- _DOCUMENT EXTRACT_:
Well, one problem is that our model of P(E|F) gives a lot of
probability mass to giberish. This happens because there are many
more sentences that are not english than those that are. But now
consider running P(E)P(F|E). Here, P(E) helps us select things that
are not gibberish; and then it doesn't matter that P(F|E) assigns lots
of probability mass to gibberish; we throw that out. Since we're
doing an argmax, that's ok.
Picture:
# [ JUNK --]
# [ -- -\]\
# [ [ ]\--]>---[ ]
# [ [ Fr ]---]----[ En ]
# [ [ ]-x-]>---[ ]
# [ x-/]/
Put another way: we have a generative model that overgenerates. How
do we know where it's overgenerating?
Use "alignment" to take care of order and fertility
- consists of connections: eg., \langle2,1\rangle.
- for an english sentence with length l, and a french target length
m, there are L*m possible connections, so 2^{l*m} possible
alignments.
Generative model (roughly model 1):
1. pick target length
2. pick connections (independantly)
3. for each connection, generate a word (conditional only on the
english word)
cepts = concepts: map via an intermediate generative locus, which
allow us to handle fertility more gracefully. Empty \to empty cept;
multi\to helps us with order.
Adding alignments:
# P(F=f,A=a|E=e)
So to get P(f|e):
# P(f|e) = \sum_aP(f,a|e)
To get P(f,a|e) we can do:
# P(f,a|e) = P(f|a,e)P(a|e)
Note that the length m is hidden in the choice of alignment.
>> Model 1
Limit ourselves to n-to-1 (n\geq0). (n English words to 1 French word,
if we're translating French\to English)
- Add a single {\o} symbol to each French sentence, to generate any
0-to-1 translations.
The following is true (derived from chain rule)
# P(f,a|e) = P(m|e)\prod_{j=1\ldots m}P(a_j|a_1^{j-1},f_1^{j-1},m,e)

- _DIRECTIONS_:
1. From the machine translation notes, return the passage that starts at the words "Note that the" and stops after the words "from chain rule)".
2. Translate this sentence from the machine translation notes into Spanish: "Note that the length m is hidden in the choice of alignment."
The records are not needed for anything here.

- _RECORDS SHOWN_:
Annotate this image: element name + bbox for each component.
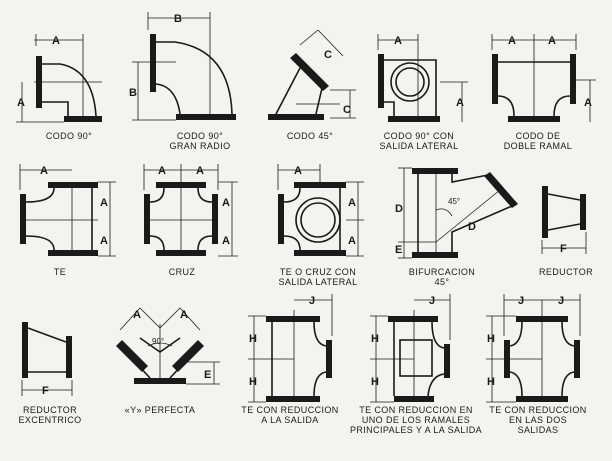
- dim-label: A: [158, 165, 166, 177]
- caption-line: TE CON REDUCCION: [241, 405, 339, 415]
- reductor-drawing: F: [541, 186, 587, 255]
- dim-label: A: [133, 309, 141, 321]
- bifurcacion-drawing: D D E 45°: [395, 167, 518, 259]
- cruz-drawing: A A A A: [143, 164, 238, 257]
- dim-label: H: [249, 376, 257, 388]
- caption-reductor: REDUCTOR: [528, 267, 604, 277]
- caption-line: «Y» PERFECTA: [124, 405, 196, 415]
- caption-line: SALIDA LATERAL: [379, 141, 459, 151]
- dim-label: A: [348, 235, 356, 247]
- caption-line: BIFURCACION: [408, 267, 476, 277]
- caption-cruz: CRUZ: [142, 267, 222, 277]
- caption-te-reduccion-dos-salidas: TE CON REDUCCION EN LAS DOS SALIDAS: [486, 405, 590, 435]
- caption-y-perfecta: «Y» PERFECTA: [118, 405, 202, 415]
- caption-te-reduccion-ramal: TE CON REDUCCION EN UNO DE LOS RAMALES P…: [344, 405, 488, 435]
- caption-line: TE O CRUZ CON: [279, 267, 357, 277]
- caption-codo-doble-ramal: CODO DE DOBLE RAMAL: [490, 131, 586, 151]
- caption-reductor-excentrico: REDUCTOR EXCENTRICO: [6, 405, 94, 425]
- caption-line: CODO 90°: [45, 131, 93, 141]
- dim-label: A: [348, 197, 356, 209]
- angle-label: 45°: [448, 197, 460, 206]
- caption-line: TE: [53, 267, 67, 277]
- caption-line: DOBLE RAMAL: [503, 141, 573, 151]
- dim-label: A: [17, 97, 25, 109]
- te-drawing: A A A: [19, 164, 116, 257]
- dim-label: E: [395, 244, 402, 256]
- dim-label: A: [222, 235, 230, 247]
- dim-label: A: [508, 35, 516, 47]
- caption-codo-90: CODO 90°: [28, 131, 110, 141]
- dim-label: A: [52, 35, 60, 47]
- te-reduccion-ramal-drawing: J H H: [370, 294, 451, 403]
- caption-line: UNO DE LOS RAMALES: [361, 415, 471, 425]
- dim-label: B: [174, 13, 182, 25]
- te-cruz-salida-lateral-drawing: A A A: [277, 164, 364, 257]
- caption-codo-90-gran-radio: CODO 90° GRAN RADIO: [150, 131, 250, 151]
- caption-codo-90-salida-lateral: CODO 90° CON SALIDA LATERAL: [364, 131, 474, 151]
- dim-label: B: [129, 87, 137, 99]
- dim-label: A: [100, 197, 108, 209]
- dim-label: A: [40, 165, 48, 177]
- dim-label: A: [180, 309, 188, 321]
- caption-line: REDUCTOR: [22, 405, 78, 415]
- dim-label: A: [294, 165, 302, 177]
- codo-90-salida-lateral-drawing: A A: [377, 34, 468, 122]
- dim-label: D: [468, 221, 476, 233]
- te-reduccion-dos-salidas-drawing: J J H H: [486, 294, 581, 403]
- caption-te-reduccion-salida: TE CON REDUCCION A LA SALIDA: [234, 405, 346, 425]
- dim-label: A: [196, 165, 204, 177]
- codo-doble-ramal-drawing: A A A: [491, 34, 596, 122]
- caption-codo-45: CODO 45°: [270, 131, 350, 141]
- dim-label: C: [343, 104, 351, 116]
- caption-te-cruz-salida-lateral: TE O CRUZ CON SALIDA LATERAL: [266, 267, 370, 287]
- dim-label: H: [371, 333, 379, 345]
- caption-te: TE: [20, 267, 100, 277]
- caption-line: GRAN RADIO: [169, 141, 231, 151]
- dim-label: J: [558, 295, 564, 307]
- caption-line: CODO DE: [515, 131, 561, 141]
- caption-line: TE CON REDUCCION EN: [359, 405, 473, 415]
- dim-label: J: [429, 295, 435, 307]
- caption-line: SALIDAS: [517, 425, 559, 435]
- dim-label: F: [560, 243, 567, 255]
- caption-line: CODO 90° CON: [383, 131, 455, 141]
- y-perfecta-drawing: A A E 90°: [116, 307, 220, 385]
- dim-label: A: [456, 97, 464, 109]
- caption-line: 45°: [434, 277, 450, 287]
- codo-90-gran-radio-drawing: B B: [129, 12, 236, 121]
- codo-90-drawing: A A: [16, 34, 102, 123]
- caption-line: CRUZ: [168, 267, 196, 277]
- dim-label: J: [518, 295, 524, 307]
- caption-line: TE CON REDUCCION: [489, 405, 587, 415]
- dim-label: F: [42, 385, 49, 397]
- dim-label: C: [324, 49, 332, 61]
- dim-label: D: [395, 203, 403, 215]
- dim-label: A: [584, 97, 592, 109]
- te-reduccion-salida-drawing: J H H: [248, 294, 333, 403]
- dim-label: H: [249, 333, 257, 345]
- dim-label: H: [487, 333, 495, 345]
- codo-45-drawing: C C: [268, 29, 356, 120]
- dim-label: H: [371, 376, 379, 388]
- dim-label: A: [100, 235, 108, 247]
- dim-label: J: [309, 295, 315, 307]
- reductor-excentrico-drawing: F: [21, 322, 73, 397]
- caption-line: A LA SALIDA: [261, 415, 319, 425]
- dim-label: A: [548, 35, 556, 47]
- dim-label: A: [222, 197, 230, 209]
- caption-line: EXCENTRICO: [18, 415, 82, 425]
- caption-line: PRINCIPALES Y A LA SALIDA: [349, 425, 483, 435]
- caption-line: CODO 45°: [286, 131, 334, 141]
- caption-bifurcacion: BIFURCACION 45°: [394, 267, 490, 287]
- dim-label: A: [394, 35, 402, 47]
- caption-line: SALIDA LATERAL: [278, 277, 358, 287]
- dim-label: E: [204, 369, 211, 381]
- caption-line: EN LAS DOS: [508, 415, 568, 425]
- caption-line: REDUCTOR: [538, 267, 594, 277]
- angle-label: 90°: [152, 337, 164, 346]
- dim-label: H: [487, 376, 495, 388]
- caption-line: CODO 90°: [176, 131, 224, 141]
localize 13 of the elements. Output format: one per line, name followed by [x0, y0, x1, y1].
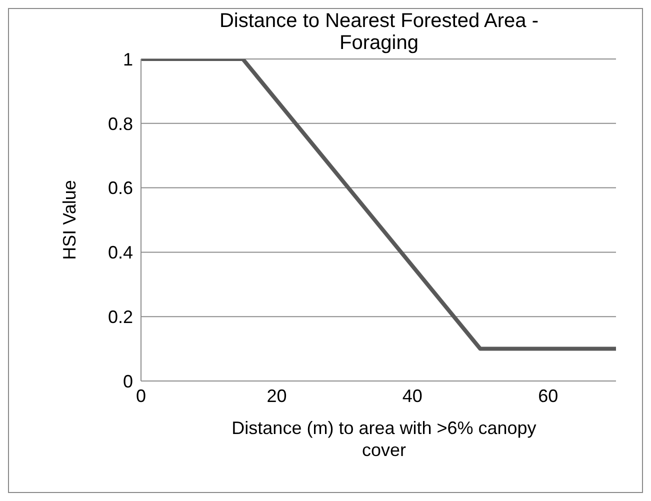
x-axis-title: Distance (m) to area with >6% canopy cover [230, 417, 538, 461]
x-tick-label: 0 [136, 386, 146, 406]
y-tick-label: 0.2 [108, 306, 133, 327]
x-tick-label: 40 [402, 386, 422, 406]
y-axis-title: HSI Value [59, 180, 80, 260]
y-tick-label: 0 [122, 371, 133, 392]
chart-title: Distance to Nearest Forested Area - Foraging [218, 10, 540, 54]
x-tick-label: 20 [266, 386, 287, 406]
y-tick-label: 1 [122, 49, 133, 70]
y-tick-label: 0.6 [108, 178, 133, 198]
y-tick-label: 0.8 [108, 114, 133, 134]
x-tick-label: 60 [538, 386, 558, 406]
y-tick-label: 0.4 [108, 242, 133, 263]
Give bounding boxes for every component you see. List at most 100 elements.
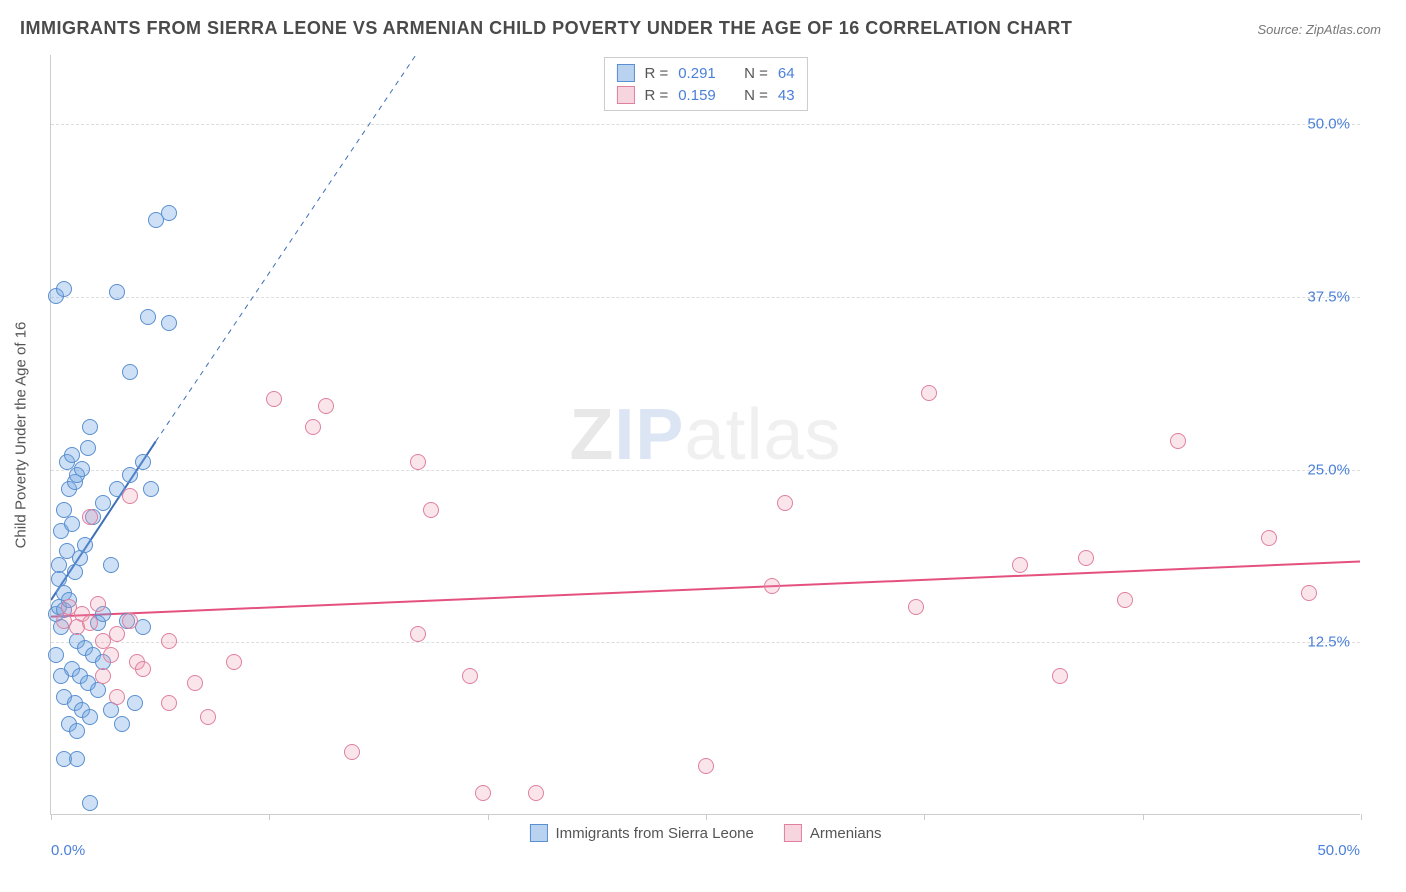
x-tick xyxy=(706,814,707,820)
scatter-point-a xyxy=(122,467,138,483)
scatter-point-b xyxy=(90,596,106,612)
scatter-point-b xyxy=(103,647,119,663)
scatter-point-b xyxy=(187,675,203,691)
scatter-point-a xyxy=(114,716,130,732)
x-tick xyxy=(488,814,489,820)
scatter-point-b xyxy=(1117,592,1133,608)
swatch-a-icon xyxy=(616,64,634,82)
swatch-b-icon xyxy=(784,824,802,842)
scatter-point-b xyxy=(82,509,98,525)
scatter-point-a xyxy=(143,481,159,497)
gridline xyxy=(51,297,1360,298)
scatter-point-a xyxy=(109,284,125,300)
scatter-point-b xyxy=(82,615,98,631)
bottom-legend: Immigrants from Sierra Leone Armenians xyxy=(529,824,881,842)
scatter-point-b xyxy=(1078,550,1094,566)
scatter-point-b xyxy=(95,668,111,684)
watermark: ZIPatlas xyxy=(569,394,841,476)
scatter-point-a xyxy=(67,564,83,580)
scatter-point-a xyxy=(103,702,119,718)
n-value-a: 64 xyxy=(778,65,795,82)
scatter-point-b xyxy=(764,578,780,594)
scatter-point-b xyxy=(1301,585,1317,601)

- _TASK SOLUTIONS_:
1.
Note that the length m is hidden in the choice of alignment.
>> Model 1
Limit ourselves to n-to-1 (n\geq0). (n English words to 1 French word,
if we're translating French\to English)
- Add a single {\o} symbol to each French sentence, to generate any
0-to-1 translations.
The following is true (derived from chain rule)

2. Obsérvese que la longitud m queda oculta en la elección del alineamiento.